[START]

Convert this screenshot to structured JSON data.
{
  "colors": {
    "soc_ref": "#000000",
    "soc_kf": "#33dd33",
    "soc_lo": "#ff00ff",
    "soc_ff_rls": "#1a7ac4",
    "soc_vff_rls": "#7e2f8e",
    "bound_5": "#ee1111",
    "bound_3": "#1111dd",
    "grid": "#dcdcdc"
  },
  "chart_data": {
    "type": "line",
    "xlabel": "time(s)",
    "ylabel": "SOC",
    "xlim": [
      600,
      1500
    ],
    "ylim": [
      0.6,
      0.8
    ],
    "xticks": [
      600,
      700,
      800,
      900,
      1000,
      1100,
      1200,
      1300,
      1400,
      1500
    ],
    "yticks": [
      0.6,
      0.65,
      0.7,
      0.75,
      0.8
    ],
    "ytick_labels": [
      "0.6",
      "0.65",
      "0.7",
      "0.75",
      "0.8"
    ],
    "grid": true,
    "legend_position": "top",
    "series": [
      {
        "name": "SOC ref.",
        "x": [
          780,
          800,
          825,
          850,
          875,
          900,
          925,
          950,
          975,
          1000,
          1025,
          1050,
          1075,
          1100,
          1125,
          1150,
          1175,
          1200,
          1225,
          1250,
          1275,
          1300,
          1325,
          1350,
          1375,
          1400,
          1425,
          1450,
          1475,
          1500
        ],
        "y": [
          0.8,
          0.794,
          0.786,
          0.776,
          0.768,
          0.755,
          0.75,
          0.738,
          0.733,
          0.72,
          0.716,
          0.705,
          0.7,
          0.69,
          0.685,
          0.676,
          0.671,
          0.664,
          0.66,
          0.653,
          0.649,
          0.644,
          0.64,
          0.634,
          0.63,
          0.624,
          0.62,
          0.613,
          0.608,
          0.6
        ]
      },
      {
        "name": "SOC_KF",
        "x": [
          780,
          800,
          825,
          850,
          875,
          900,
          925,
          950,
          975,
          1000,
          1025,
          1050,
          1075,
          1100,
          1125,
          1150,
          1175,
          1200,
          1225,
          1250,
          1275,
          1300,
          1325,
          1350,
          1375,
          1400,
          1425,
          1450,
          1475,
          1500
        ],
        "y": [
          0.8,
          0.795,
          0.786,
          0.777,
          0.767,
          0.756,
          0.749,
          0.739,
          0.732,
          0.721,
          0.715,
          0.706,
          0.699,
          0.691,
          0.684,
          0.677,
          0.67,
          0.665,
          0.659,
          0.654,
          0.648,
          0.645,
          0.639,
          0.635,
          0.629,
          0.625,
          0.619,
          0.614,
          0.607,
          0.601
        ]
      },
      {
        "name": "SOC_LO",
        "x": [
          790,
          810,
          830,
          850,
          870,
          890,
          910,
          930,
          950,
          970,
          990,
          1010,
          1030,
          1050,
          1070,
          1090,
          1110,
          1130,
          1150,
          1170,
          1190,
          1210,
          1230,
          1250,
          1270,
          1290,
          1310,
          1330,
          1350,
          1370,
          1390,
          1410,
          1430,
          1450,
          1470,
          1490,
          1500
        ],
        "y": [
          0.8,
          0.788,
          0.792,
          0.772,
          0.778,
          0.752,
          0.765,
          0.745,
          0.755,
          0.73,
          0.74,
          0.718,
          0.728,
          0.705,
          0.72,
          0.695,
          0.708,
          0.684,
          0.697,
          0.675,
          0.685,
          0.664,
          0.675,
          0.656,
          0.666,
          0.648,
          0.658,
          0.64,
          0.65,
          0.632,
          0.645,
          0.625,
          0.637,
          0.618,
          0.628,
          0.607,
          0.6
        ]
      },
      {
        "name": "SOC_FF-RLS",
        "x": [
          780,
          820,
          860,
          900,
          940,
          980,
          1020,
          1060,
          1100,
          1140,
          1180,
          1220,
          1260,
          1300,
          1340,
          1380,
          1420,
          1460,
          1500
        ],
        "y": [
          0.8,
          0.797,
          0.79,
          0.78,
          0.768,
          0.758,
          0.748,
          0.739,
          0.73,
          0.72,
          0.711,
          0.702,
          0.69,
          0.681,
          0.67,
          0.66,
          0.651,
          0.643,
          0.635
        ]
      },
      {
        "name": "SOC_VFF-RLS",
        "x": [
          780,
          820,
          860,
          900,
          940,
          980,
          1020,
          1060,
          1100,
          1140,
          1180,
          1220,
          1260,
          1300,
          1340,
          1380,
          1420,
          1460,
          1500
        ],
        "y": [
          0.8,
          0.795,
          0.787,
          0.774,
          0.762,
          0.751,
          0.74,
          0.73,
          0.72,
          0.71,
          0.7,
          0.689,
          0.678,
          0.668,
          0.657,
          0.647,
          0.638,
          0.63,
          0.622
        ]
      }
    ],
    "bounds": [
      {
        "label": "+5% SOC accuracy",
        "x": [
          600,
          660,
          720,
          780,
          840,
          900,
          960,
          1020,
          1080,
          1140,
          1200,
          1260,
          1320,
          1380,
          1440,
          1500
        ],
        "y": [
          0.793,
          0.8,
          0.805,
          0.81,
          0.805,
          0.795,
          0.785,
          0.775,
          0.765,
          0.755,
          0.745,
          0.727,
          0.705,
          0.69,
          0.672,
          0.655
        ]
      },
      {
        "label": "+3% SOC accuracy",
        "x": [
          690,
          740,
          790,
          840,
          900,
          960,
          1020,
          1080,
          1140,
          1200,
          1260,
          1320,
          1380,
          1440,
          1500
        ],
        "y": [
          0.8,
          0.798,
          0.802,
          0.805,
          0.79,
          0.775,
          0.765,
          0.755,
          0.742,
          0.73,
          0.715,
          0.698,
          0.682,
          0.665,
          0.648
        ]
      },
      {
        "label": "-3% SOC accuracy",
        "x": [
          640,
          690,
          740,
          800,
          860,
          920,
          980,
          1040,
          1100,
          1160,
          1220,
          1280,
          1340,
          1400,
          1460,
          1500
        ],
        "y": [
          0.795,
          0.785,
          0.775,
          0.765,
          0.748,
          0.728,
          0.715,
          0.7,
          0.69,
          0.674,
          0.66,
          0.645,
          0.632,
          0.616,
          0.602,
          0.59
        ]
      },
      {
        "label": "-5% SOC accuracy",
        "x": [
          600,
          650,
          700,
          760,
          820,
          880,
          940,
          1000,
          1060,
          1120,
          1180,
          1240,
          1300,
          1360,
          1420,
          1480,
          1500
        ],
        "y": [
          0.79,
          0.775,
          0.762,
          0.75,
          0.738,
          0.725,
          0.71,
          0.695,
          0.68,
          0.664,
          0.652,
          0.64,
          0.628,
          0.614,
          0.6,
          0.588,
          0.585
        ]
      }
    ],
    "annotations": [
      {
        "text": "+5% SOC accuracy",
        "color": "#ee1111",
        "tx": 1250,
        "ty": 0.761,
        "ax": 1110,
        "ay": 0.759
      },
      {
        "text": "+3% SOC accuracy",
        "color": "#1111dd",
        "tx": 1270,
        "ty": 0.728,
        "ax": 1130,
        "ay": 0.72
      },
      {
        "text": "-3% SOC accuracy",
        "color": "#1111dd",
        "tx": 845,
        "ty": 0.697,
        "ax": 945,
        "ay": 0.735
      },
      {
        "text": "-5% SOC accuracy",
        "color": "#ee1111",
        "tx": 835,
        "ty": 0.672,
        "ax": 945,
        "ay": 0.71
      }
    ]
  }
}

[END]

→ **The request**
Search the records for the word "accuracy" and copy every line where it occurs.

→ **Solution for this exercise**
        "label": "+5% SOC accuracy",
        "label": "+3% SOC accuracy",
        "label": "-3% SOC accuracy",
        "label": "-5% SOC accuracy",
        "text": "+5% SOC accuracy",
        "text": "+3% SOC accuracy",
        "text": "-3% SOC accuracy",
        "text": "-5% SOC accuracy",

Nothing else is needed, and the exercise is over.